## Material to process
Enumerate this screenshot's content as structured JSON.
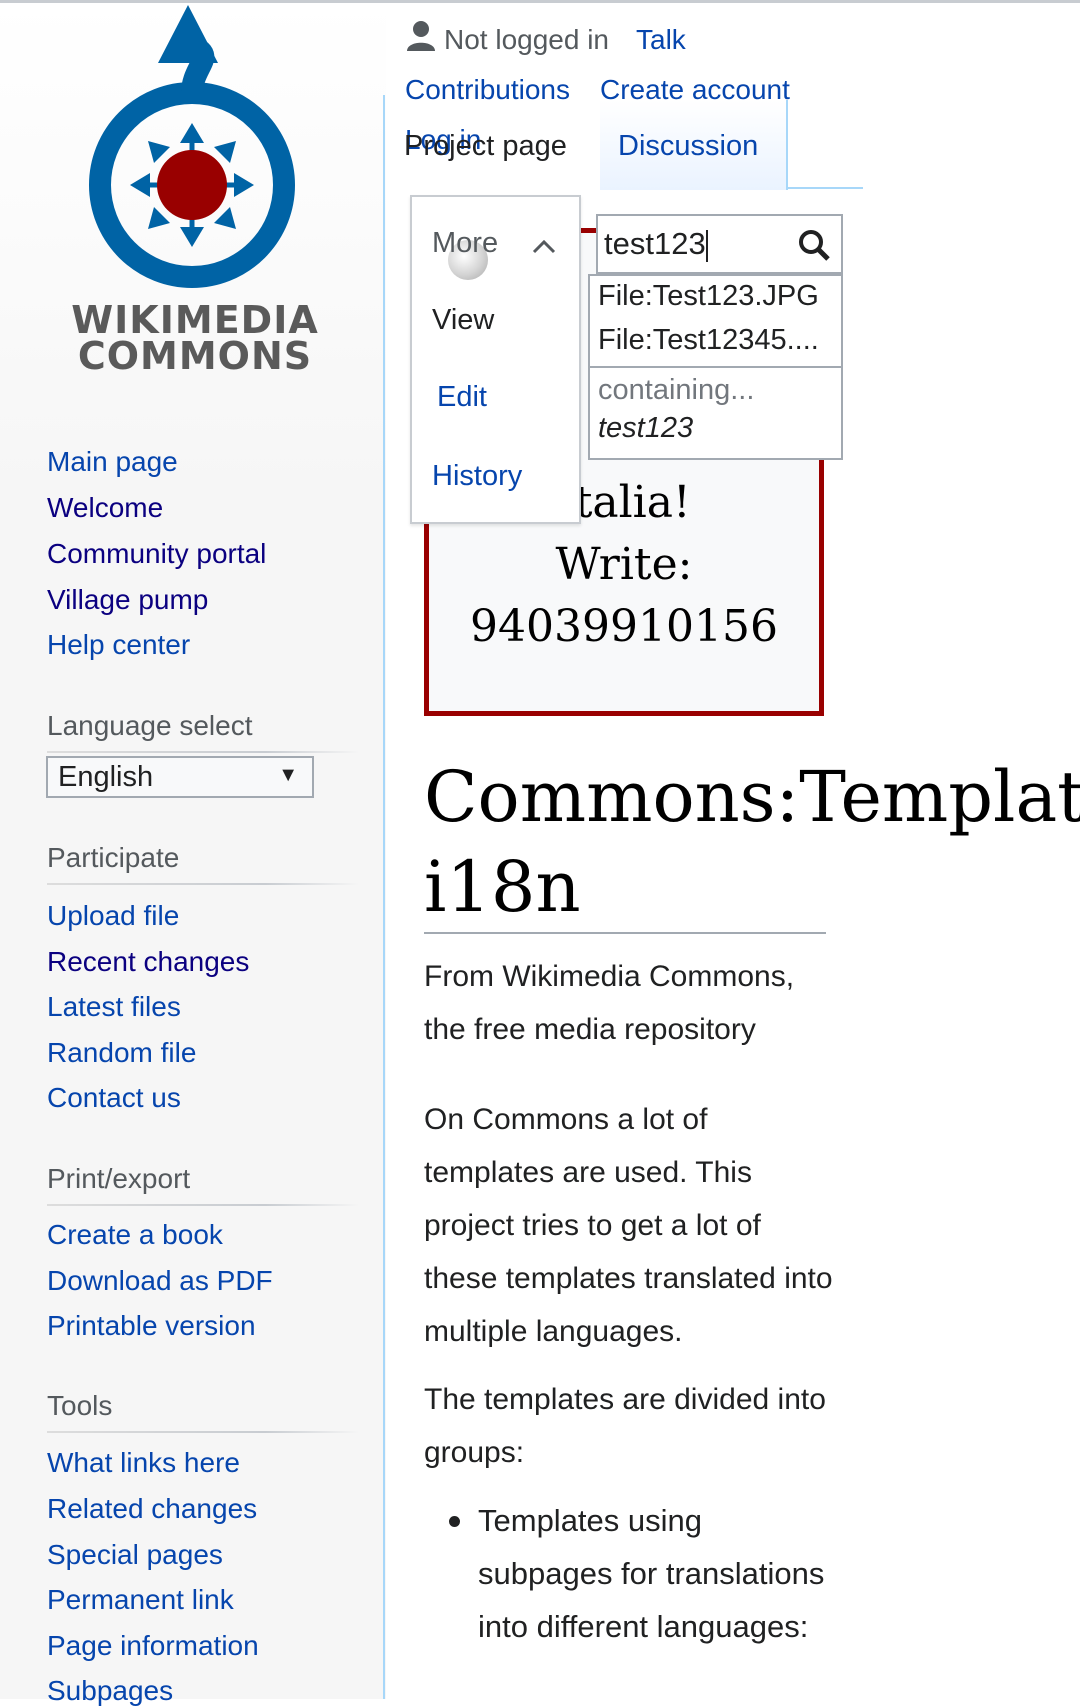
{
  "logo": {
    "line1": "WIKIMEDIA",
    "line2": "COMMONS"
  },
  "personal": {
    "status": "Not logged in",
    "talk": "Talk",
    "contributions": "Contributions",
    "create_account": "Create account",
    "login": "Log in"
  },
  "tabs": {
    "project": "Project page",
    "discussion": "Discussion"
  },
  "more_menu": {
    "label": "More",
    "items": [
      "View",
      "Edit",
      "History"
    ]
  },
  "search": {
    "value": "test123",
    "suggestions": [
      "File:Test123.JPG",
      "File:Test12345...."
    ],
    "containing": "containing...",
    "term": "test123"
  },
  "banner": {
    "lines": [
      "Italia!",
      "Write:",
      "94039910156"
    ]
  },
  "sidebar": {
    "nav": [
      "Main page",
      "Welcome",
      "Community portal",
      "Village pump",
      "Help center"
    ],
    "language_heading": "Language select",
    "language_value": "English",
    "participate_heading": "Participate",
    "participate": [
      "Upload file",
      "Recent changes",
      "Latest files",
      "Random file",
      "Contact us"
    ],
    "print_heading": "Print/export",
    "print": [
      "Create a book",
      "Download as PDF",
      "Printable version"
    ],
    "tools_heading": "Tools",
    "tools": [
      "What links here",
      "Related changes",
      "Special pages",
      "Permanent link",
      "Page information",
      "Subpages"
    ]
  },
  "content": {
    "title_line1": "Commons:Template",
    "title_line2": "i18n",
    "tagline": "From Wikimedia Commons, the free media repository",
    "para1": "On Commons a lot of templates are used. This project tries to get a lot of these templates translated into multiple languages.",
    "para2": "The templates are divided into groups:",
    "bullet1": "Templates using subpages for translations into different languages:"
  },
  "colors": {
    "link": "#0645ad",
    "visited": "#0b0080",
    "banner_border": "#990000",
    "logo_blue": "#0063a5",
    "logo_red": "#990000"
  }
}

## Your instructions
Set the data above down again exactly as given, with no pictures.

## Response
Enumerate this screenshot's content as structured JSON.
{
  "logo": {
    "line1": "WIKIMEDIA",
    "line2": "COMMONS"
  },
  "personal": {
    "status": "Not logged in",
    "talk": "Talk",
    "contributions": "Contributions",
    "create_account": "Create account",
    "login": "Log in"
  },
  "tabs": {
    "project": "Project page",
    "discussion": "Discussion"
  },
  "more_menu": {
    "label": "More",
    "items": [
      "View",
      "Edit",
      "History"
    ]
  },
  "search": {
    "value": "test123",
    "suggestions": [
      "File:Test123.JPG",
      "File:Test12345...."
    ],
    "containing": "containing...",
    "term": "test123"
  },
  "banner": {
    "lines": [
      "Italia!",
      "Write:",
      "94039910156"
    ]
  },
  "sidebar": {
    "nav": [
      "Main page",
      "Welcome",
      "Community portal",
      "Village pump",
      "Help center"
    ],
    "language_heading": "Language select",
    "language_value": "English",
    "participate_heading": "Participate",
    "participate": [
      "Upload file",
      "Recent changes",
      "Latest files",
      "Random file",
      "Contact us"
    ],
    "print_heading": "Print/export",
    "print": [
      "Create a book",
      "Download as PDF",
      "Printable version"
    ],
    "tools_heading": "Tools",
    "tools": [
      "What links here",
      "Related changes",
      "Special pages",
      "Permanent link",
      "Page information",
      "Subpages"
    ]
  },
  "content": {
    "title_line1": "Commons:Template",
    "title_line2": "i18n",
    "tagline": "From Wikimedia Commons, the free media repository",
    "para1": "On Commons a lot of templates are used. This project tries to get a lot of these templates translated into multiple languages.",
    "para2": "The templates are divided into groups:",
    "bullet1": "Templates using subpages for translations into different languages:"
  },
  "colors": {
    "link": "#0645ad",
    "visited": "#0b0080",
    "banner_border": "#990000",
    "logo_blue": "#0063a5",
    "logo_red": "#990000"
  }
}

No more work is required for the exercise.